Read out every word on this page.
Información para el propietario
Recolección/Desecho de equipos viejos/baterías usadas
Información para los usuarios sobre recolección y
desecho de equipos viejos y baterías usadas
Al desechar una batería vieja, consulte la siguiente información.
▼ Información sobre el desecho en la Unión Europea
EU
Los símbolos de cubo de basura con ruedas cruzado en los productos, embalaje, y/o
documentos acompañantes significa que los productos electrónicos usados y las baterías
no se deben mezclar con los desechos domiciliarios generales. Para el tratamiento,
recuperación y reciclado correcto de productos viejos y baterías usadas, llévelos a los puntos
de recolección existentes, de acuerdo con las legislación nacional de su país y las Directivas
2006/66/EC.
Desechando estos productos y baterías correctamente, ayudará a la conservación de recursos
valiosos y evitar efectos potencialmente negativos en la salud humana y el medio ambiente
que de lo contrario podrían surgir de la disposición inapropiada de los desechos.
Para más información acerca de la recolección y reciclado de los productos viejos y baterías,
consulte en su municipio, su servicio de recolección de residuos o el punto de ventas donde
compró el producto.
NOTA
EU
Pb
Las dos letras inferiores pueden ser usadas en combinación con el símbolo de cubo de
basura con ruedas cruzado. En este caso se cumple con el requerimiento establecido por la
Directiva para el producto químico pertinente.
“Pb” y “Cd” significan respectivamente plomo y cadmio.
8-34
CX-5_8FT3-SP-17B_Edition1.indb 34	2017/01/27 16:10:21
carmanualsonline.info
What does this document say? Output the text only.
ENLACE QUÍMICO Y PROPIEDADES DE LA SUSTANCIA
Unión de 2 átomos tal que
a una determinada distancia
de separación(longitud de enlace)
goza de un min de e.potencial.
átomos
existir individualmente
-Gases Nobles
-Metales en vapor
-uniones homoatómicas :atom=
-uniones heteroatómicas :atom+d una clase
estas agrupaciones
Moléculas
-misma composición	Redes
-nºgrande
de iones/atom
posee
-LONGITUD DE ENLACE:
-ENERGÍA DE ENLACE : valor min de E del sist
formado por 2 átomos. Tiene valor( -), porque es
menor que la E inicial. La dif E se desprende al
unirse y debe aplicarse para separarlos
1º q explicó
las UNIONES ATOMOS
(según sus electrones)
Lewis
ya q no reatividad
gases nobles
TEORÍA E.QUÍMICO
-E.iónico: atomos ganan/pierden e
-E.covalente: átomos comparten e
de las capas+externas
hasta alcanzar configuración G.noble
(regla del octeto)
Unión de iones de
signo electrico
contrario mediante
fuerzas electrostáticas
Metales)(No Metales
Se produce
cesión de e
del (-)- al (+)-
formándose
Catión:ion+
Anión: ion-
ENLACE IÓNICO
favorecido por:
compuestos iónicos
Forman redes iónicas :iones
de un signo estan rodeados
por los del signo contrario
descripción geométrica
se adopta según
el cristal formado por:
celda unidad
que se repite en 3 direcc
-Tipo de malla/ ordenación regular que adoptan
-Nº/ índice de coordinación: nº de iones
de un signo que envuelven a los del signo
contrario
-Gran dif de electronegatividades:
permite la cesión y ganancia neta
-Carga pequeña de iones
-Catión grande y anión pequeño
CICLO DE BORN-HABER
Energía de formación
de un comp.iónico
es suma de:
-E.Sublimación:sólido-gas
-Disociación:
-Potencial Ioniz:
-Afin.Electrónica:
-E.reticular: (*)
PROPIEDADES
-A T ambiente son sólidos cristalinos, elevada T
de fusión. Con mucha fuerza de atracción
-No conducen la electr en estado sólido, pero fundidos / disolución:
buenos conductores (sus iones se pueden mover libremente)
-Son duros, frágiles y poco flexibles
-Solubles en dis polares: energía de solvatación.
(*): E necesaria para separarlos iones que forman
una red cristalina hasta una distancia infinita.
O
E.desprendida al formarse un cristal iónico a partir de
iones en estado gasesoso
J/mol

## What this task involves:
The records above should be duplicated in full, exactly as given.

## Exercise result:
Read out every word on this page.
Información para el propietario
Recolección/Desecho de equipos viejos/baterías usadas
Información para los usuarios sobre recolección y
desecho de equipos viejos y baterías usadas
Al desechar una batería vieja, consulte la siguiente información.
▼ Información sobre el desecho en la Unión Europea
EU
Los símbolos de cubo de basura con ruedas cruzado en los productos, embalaje, y/o
documentos acompañantes significa que los productos electrónicos usados y las baterías
no se deben mezclar con los desechos domiciliarios generales. Para el tratamiento,
recuperación y reciclado correcto de productos viejos y baterías usadas, llévelos a los puntos
de recolección existentes, de acuerdo con las legislación nacional de su país y las Directivas
2006/66/EC.
Desechando estos productos y baterías correctamente, ayudará a la conservación de recursos
valiosos y evitar efectos potencialmente negativos en la salud humana y el medio ambiente
que de lo contrario podrían surgir de la disposición inapropiada de los desechos.
Para más información acerca de la recolección y reciclado de los productos viejos y baterías,
consulte en su municipio, su servicio de recolección de residuos o el punto de ventas donde
compró el producto.
NOTA
EU
Pb
Las dos letras inferiores pueden ser usadas en combinación con el símbolo de cubo de
basura con ruedas cruzado. En este caso se cumple con el requerimiento establecido por la
Directiva para el producto químico pertinente.
“Pb” y “Cd” significan respectivamente plomo y cadmio.
8-34
CX-5_8FT3-SP-17B_Edition1.indb 34	2017/01/27 16:10:21
carmanualsonline.info
What does this document say? Output the text only.
ENLACE QUÍMICO Y PROPIEDADES DE LA SUSTANCIA
Unión de 2 átomos tal que
a una determinada distancia
de separación(longitud de enlace)
goza de un min de e.potencial.
átomos
existir individualmente
-Gases Nobles
-Metales en vapor
-uniones homoatómicas :atom=
-uniones heteroatómicas :atom+d una clase
estas agrupaciones
Moléculas
-misma composición	Redes
-nºgrande
de iones/atom
posee
-LONGITUD DE ENLACE:
-ENERGÍA DE ENLACE : valor min de E del sist
formado por 2 átomos. Tiene valor( -), porque es
menor que la E inicial. La dif E se desprende al
unirse y debe aplicarse para separarlos
1º q explicó
las UNIONES ATOMOS
(según sus electrones)
Lewis
ya q no reatividad
gases nobles
TEORÍA E.QUÍMICO
-E.iónico: atomos ganan/pierden e
-E.covalente: átomos comparten e
de las capas+externas
hasta alcanzar configuración G.noble
(regla del octeto)
Unión de iones de
signo electrico
contrario mediante
fuerzas electrostáticas
Metales)(No Metales
Se produce
cesión de e
del (-)- al (+)-
formándose
Catión:ion+
Anión: ion-
ENLACE IÓNICO
favorecido por:
compuestos iónicos
Forman redes iónicas :iones
de un signo estan rodeados
por los del signo contrario
descripción geométrica
se adopta según
el cristal formado por:
celda unidad
que se repite en 3 direcc
-Tipo de malla/ ordenación regular que adoptan
-Nº/ índice de coordinación: nº de iones
de un signo que envuelven a los del signo
contrario
-Gran dif de electronegatividades:
permite la cesión y ganancia neta
-Carga pequeña de iones
-Catión grande y anión pequeño
CICLO DE BORN-HABER
Energía de formación
de un comp.iónico
es suma de:
-E.Sublimación:sólido-gas
-Disociación:
-Potencial Ioniz:
-Afin.Electrónica:
-E.reticular: (*)
PROPIEDADES
-A T ambiente son sólidos cristalinos, elevada T
de fusión. Con mucha fuerza de atracción
-No conducen la electr en estado sólido, pero fundidos / disolución:
buenos conductores (sus iones se pueden mover libremente)
-Son duros, frágiles y poco flexibles
-Solubles en dis polares: energía de solvatación.
(*): E necesaria para separarlos iones que forman
una red cristalina hasta una distancia infinita.
O
E.desprendida al formarse un cristal iónico a partir de
iones en estado gasesoso
J/mol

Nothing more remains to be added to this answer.